Exercise prompt |
Copy out exactly every line from the line containing "Transcribe this image's" until the records below end, inclusive of both boundary lines.

>> start

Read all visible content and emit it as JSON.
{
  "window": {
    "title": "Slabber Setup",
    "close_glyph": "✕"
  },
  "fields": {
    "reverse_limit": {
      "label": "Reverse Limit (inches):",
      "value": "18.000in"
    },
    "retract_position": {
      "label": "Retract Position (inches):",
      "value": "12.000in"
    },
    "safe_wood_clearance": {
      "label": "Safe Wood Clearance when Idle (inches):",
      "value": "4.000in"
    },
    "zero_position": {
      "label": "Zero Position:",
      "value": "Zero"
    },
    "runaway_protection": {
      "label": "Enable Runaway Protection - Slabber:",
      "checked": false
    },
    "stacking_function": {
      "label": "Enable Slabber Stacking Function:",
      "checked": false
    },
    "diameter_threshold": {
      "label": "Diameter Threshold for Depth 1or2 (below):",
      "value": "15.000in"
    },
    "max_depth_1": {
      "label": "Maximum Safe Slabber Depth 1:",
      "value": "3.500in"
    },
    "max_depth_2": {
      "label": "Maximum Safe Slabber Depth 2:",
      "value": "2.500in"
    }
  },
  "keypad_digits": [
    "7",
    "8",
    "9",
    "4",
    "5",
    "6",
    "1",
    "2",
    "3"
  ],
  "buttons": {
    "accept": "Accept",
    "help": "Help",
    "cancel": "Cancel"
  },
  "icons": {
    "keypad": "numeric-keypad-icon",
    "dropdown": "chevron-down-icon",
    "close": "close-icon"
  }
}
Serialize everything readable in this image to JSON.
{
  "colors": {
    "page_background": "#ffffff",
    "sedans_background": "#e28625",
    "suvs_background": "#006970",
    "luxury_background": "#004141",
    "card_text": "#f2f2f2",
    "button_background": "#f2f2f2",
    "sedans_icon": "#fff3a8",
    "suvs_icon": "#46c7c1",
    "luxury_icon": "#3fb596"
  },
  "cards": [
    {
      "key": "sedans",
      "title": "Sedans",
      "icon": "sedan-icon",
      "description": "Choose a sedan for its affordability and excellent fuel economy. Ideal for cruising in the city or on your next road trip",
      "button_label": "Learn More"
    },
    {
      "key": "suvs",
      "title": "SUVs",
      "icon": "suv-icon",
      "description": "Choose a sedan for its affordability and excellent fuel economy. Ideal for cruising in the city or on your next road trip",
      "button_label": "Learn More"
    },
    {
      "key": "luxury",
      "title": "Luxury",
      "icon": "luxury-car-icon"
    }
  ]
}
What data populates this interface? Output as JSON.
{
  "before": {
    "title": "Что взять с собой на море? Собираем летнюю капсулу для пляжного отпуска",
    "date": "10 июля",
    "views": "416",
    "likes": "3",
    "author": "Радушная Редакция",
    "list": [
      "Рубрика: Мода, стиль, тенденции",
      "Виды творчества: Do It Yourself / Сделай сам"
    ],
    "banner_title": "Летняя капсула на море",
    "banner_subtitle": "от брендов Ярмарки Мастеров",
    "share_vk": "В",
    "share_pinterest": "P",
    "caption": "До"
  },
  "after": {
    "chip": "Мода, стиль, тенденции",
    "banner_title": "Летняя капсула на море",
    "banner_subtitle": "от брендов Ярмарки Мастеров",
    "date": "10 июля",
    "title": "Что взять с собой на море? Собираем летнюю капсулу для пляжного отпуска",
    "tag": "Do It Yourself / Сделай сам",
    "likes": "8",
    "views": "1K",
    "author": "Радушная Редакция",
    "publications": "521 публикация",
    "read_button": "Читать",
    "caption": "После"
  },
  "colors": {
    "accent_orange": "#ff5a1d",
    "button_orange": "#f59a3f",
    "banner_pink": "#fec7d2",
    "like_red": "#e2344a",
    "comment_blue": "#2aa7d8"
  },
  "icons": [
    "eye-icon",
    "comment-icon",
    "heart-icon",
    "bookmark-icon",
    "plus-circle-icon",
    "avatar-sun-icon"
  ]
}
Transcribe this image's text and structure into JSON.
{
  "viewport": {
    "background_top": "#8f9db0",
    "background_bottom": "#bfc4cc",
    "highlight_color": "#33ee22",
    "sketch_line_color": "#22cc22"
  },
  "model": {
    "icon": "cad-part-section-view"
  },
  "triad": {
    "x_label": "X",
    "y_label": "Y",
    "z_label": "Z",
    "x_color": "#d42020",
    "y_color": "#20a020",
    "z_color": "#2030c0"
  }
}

>> end

Response below |
Transcribe this image's text and structure into JSON.
{
  "viewport": {
    "background_top": "#8f9db0",
    "background_bottom": "#bfc4cc",
    "highlight_color": "#33ee22",
    "sketch_line_color": "#22cc22"
  },
  "model": {
    "icon": "cad-part-section-view"
  },
  "triad": {
    "x_label": "X",
    "y_label": "Y",
    "z_label": "Z",
    "x_color": "#d42020",
    "y_color": "#20a020",
    "z_color": "#2030c0"
  }
}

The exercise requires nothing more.